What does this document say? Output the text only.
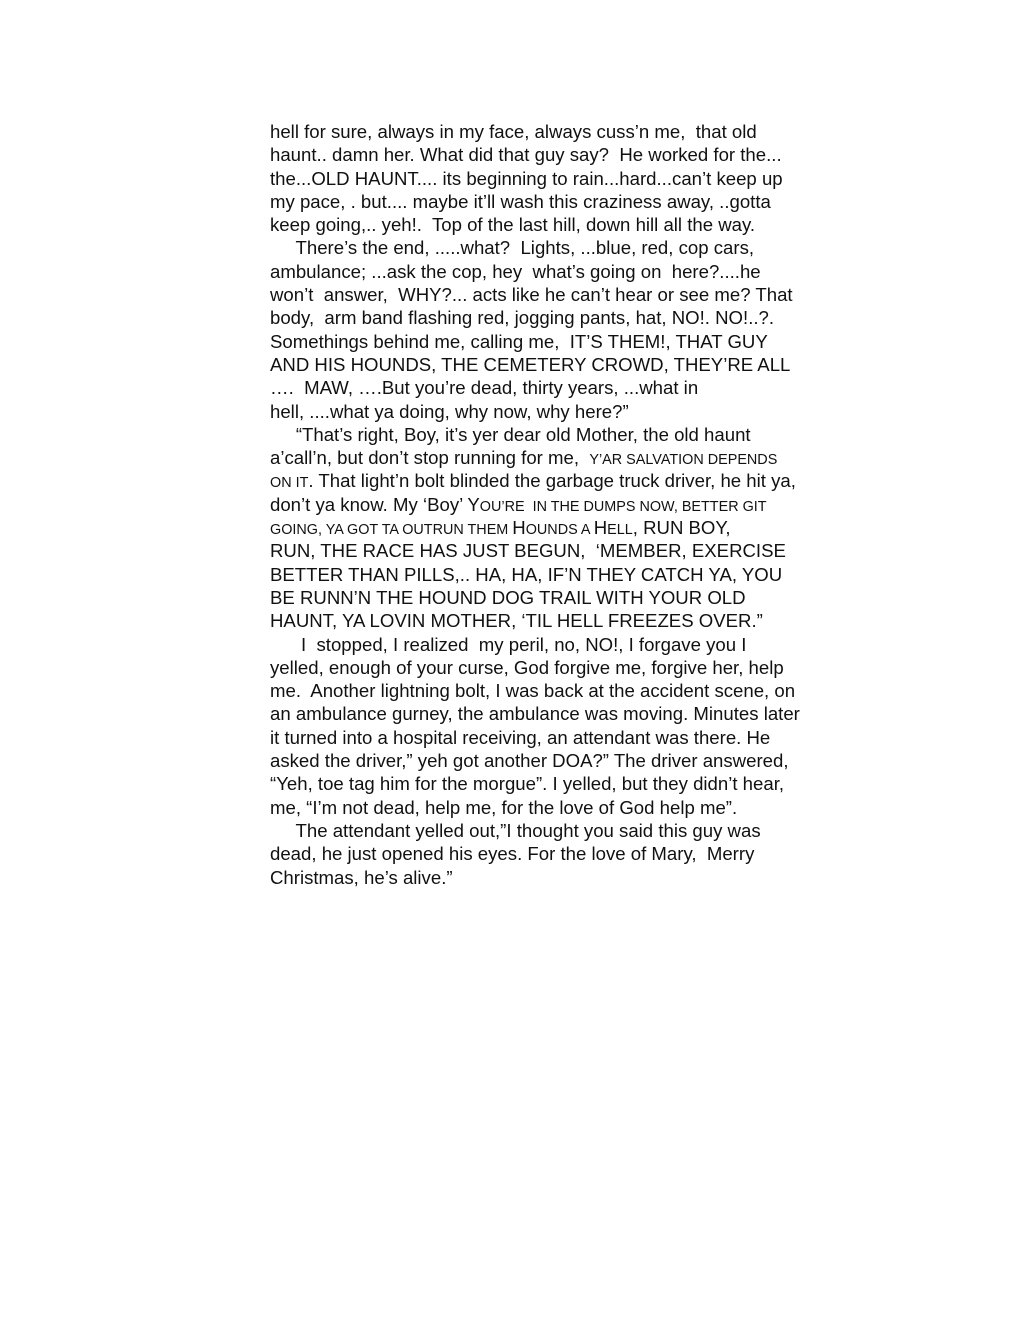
hell for sure, always in my face, always cuss’n me,  that old
haunt.. damn her. What did that guy say?  He worked for the...
the...OLD HAUNT.... its beginning to rain...hard...can’t keep up
my pace, . but.... maybe it’ll wash this craziness away, ..gotta
keep going,.. yeh!.  Top of the last hill, down hill all the way.
There’s the end, .....what?  Lights, ...blue, red, cop cars,
ambulance; ...ask the cop, hey  what’s going on  here?....he
won’t  answer,  WHY?... acts like he can’t hear or see me? That
body,  arm band flashing red, jogging pants, hat, NO!. NO!..?.
Somethings behind me, calling me,  IT’S THEM!, THAT GUY
AND HIS HOUNDS, THE CEMETERY CROWD, THEY’RE ALL
….  MAW, ….But you’re dead, thirty years, ...what in
hell, ....what ya doing, why now, why here?”
“That’s right, Boy, it’s yer dear old Mother, the old haunt
a’call’n, but don’t stop running for me,  Y’AR SALVATION DEPENDS
ON IT. That light’n bolt blinded the garbage truck driver, he hit ya,
don’t ya know. My ‘Boy’ YOU’RE  IN THE DUMPS NOW, BETTER GIT
GOING, YA GOT TA OUTRUN THEM HOUNDS A HELL, RUN BOY,
RUN, THE RACE HAS JUST BEGUN,  ‘MEMBER, EXERCISE
BETTER THAN PILLS,.. HA, HA, IF’N THEY CATCH YA, YOU
BE RUNN’N THE HOUND DOG TRAIL WITH YOUR OLD
HAUNT, YA LOVIN MOTHER, ‘TIL HELL FREEZES OVER.”
I  stopped, I realized  my peril, no, NO!, I forgave you I
yelled, enough of your curse, God forgive me, forgive her, help
me.  Another lightning bolt, I was back at the accident scene, on
an ambulance gurney, the ambulance was moving. Minutes later
it turned into a hospital receiving, an attendant was there. He
asked the driver,” yeh got another DOA?” The driver answered,
“Yeh, toe tag him for the morgue”. I yelled, but they didn’t hear,
me, “I’m not dead, help me, for the love of God help me”.
The attendant yelled out,”I thought you said this guy was
dead, he just opened his eyes. For the love of Mary,  Merry
Christmas, he’s alive.”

> TASK DETAILS: Output a faithful copy of the data, with each picture left out.

> FINISHED EXERCISE:
What does this document say? Output the text only.
hell for sure, always in my face, always cuss’n me,  that old
haunt.. damn her. What did that guy say?  He worked for the...
the...OLD HAUNT.... its beginning to rain...hard...can’t keep up
my pace, . but.... maybe it’ll wash this craziness away, ..gotta
keep going,.. yeh!.  Top of the last hill, down hill all the way.
There’s the end, .....what?  Lights, ...blue, red, cop cars,
ambulance; ...ask the cop, hey  what’s going on  here?....he
won’t  answer,  WHY?... acts like he can’t hear or see me? That
body,  arm band flashing red, jogging pants, hat, NO!. NO!..?.
Somethings behind me, calling me,  IT’S THEM!, THAT GUY
AND HIS HOUNDS, THE CEMETERY CROWD, THEY’RE ALL
….  MAW, ….But you’re dead, thirty years, ...what in
hell, ....what ya doing, why now, why here?”
“That’s right, Boy, it’s yer dear old Mother, the old haunt
a’call’n, but don’t stop running for me,  Y’AR SALVATION DEPENDS
ON IT. That light’n bolt blinded the garbage truck driver, he hit ya,
don’t ya know. My ‘Boy’ YOU’RE  IN THE DUMPS NOW, BETTER GIT
GOING, YA GOT TA OUTRUN THEM HOUNDS A HELL, RUN BOY,
RUN, THE RACE HAS JUST BEGUN,  ‘MEMBER, EXERCISE
BETTER THAN PILLS,.. HA, HA, IF’N THEY CATCH YA, YOU
BE RUNN’N THE HOUND DOG TRAIL WITH YOUR OLD
HAUNT, YA LOVIN MOTHER, ‘TIL HELL FREEZES OVER.”
I  stopped, I realized  my peril, no, NO!, I forgave you I
yelled, enough of your curse, God forgive me, forgive her, help
me.  Another lightning bolt, I was back at the accident scene, on
an ambulance gurney, the ambulance was moving. Minutes later
it turned into a hospital receiving, an attendant was there. He
asked the driver,” yeh got another DOA?” The driver answered,
“Yeh, toe tag him for the morgue”. I yelled, but they didn’t hear,
me, “I’m not dead, help me, for the love of God help me”.
The attendant yelled out,”I thought you said this guy was
dead, he just opened his eyes. For the love of Mary,  Merry
Christmas, he’s alive.”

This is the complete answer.